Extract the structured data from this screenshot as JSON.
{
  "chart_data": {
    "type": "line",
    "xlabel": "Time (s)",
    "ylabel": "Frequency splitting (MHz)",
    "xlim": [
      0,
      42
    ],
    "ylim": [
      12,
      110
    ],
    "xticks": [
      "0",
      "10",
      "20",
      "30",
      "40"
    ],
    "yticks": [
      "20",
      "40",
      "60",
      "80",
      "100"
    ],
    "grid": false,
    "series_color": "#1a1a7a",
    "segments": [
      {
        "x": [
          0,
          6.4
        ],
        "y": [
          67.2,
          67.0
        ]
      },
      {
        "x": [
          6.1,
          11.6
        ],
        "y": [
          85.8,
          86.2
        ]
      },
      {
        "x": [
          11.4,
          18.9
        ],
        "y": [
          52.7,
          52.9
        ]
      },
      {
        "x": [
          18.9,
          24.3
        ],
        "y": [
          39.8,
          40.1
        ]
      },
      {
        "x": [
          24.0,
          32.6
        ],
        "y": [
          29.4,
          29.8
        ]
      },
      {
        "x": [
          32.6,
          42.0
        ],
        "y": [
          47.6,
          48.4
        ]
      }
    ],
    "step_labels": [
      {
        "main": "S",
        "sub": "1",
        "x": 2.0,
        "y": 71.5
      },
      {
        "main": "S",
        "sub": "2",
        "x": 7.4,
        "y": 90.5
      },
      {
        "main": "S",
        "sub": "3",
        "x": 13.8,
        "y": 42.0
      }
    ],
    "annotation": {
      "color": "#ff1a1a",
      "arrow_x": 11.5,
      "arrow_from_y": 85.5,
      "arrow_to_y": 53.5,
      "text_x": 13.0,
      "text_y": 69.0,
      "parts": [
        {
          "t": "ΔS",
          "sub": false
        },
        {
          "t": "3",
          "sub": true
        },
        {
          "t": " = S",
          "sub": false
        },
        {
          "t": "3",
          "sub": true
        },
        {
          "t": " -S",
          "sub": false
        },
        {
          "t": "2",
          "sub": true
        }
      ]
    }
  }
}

-----

**WORK TO BE COMPLETED**
All of the lines above need to be given again exactly.

**TASK SOLUTION**
Extract the structured data from this screenshot as JSON.
{
  "chart_data": {
    "type": "line",
    "xlabel": "Time (s)",
    "ylabel": "Frequency splitting (MHz)",
    "xlim": [
      0,
      42
    ],
    "ylim": [
      12,
      110
    ],
    "xticks": [
      "0",
      "10",
      "20",
      "30",
      "40"
    ],
    "yticks": [
      "20",
      "40",
      "60",
      "80",
      "100"
    ],
    "grid": false,
    "series_color": "#1a1a7a",
    "segments": [
      {
        "x": [
          0,
          6.4
        ],
        "y": [
          67.2,
          67.0
        ]
      },
      {
        "x": [
          6.1,
          11.6
        ],
        "y": [
          85.8,
          86.2
        ]
      },
      {
        "x": [
          11.4,
          18.9
        ],
        "y": [
          52.7,
          52.9
        ]
      },
      {
        "x": [
          18.9,
          24.3
        ],
        "y": [
          39.8,
          40.1
        ]
      },
      {
        "x": [
          24.0,
          32.6
        ],
        "y": [
          29.4,
          29.8
        ]
      },
      {
        "x": [
          32.6,
          42.0
        ],
        "y": [
          47.6,
          48.4
        ]
      }
    ],
    "step_labels": [
      {
        "main": "S",
        "sub": "1",
        "x": 2.0,
        "y": 71.5
      },
      {
        "main": "S",
        "sub": "2",
        "x": 7.4,
        "y": 90.5
      },
      {
        "main": "S",
        "sub": "3",
        "x": 13.8,
        "y": 42.0
      }
    ],
    "annotation": {
      "color": "#ff1a1a",
      "arrow_x": 11.5,
      "arrow_from_y": 85.5,
      "arrow_to_y": 53.5,
      "text_x": 13.0,
      "text_y": 69.0,
      "parts": [
        {
          "t": "ΔS",
          "sub": false
        },
        {
          "t": "3",
          "sub": true
        },
        {
          "t": " = S",
          "sub": false
        },
        {
          "t": "3",
          "sub": true
        },
        {
          "t": " -S",
          "sub": false
        },
        {
          "t": "2",
          "sub": true
        }
      ]
    }
  }
}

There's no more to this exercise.